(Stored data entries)
------------

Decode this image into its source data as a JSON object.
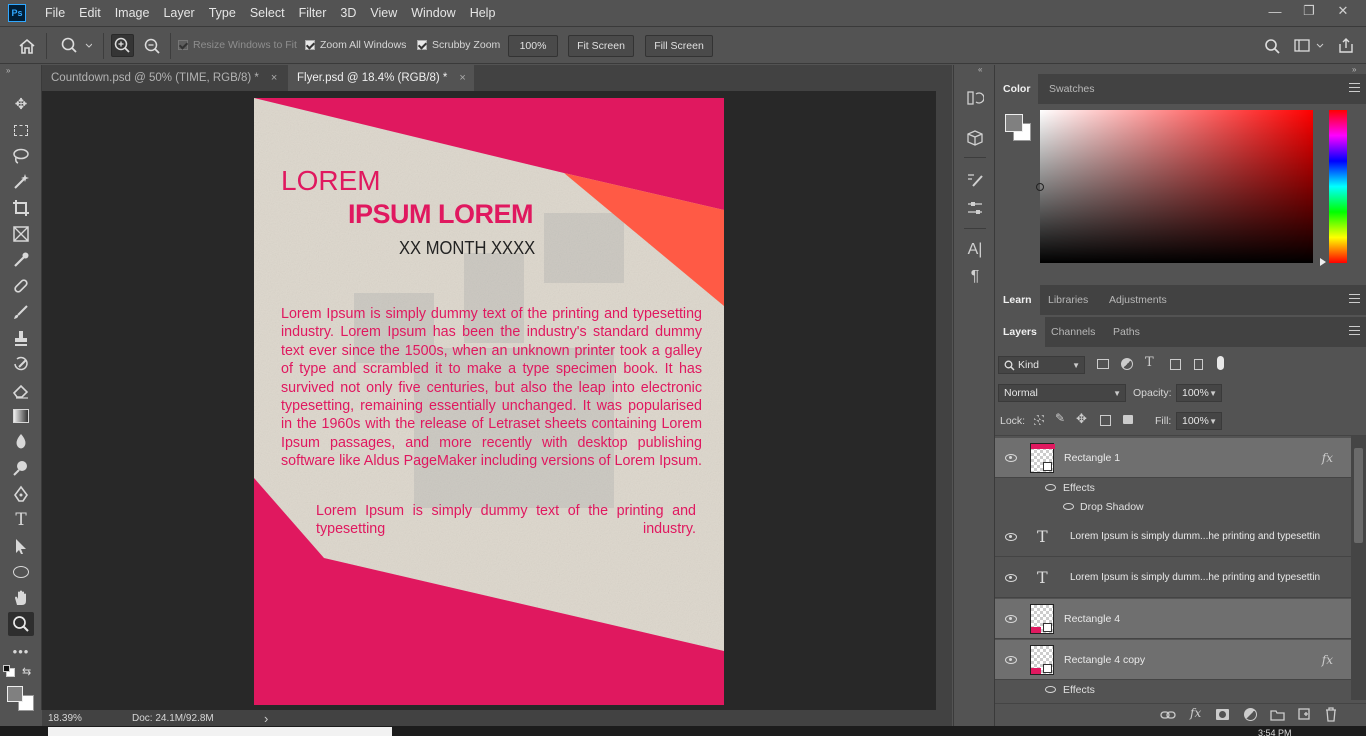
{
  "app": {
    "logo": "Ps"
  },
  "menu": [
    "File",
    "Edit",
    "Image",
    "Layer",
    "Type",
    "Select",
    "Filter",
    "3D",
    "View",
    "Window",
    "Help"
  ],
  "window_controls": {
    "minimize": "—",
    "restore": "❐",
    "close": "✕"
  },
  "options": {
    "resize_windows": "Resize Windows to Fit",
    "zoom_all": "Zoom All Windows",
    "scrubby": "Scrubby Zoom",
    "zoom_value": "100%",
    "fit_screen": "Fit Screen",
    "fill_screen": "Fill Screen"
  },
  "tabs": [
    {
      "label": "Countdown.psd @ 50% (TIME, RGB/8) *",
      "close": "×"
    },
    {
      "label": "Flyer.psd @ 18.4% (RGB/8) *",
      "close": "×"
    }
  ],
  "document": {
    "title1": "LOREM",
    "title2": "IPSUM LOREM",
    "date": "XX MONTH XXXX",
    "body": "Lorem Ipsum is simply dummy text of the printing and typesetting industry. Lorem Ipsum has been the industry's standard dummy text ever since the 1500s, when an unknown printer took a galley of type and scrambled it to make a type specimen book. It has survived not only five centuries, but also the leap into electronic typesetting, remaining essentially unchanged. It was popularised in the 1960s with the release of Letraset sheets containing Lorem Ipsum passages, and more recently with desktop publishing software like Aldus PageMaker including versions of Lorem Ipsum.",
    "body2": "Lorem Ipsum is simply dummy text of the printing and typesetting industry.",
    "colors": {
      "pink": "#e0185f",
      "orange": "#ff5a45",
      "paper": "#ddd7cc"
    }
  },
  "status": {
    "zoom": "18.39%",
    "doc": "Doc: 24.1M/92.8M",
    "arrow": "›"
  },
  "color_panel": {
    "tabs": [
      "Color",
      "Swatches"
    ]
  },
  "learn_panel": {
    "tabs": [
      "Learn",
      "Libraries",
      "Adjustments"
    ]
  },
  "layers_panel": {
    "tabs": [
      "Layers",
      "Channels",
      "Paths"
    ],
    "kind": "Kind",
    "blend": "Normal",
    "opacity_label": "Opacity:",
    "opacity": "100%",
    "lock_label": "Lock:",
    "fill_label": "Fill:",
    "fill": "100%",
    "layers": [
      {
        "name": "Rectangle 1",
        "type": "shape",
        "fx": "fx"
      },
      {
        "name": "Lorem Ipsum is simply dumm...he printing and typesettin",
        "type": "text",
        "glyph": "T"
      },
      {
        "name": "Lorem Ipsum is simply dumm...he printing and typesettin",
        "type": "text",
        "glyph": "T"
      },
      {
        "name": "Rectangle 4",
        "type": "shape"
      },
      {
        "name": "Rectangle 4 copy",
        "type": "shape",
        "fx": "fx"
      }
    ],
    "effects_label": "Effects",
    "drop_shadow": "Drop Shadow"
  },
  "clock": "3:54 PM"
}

------------

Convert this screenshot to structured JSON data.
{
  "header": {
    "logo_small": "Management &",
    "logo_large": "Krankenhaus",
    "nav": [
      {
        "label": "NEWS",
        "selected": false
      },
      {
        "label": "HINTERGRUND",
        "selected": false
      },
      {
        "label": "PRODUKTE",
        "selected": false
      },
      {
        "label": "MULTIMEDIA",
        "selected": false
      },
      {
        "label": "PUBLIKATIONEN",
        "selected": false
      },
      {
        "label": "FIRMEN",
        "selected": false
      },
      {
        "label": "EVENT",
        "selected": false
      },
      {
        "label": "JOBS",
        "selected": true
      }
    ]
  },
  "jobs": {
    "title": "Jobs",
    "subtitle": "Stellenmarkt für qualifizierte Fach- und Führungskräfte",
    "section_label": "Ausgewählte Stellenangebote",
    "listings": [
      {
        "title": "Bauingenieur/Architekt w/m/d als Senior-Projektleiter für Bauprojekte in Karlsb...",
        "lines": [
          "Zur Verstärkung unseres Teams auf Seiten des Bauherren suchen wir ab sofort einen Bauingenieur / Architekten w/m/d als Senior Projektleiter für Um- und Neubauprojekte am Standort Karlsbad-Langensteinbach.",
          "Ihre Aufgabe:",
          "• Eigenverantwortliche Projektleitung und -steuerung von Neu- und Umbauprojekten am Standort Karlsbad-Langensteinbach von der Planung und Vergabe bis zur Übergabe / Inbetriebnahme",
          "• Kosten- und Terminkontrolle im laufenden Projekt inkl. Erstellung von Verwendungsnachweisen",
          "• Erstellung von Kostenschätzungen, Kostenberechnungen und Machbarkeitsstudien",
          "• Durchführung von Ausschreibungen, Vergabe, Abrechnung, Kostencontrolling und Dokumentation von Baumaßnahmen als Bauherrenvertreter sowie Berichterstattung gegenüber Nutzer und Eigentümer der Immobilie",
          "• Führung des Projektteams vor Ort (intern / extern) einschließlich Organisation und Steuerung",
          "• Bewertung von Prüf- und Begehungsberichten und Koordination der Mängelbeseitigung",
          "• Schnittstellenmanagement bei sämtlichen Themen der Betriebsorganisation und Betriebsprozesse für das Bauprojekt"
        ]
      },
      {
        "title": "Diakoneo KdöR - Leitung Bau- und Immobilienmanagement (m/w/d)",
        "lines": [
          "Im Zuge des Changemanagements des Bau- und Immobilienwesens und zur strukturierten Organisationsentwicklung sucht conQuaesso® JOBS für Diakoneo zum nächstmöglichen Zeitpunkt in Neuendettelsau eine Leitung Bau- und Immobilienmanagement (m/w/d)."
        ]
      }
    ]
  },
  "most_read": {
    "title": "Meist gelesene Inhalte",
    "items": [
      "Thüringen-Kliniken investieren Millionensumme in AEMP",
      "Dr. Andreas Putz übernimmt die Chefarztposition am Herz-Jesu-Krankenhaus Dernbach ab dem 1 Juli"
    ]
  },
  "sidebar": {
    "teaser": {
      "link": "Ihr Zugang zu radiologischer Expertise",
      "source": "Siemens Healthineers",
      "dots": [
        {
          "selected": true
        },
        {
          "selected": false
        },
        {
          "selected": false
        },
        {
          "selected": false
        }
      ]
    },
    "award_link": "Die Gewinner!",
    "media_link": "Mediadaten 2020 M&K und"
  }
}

------------

» **Task description**
Which lines hold the word "Diakoneo"? Return all of them from the records above.

» **Answer for this exercise**
        "title": "Diakoneo KdöR - Leitung Bau- und Immobilienmanagement (m/w/d)",
          "Im Zuge des Changemanagements des Bau- und Immobilienwesens und zur strukturierten Organisationsentwicklung sucht conQuaesso® JOBS für Diakoneo zum nächstmöglichen Zeitpunkt in Neuendettelsau eine Leitung Bau- und Immobilienmanagement (m/w/d)."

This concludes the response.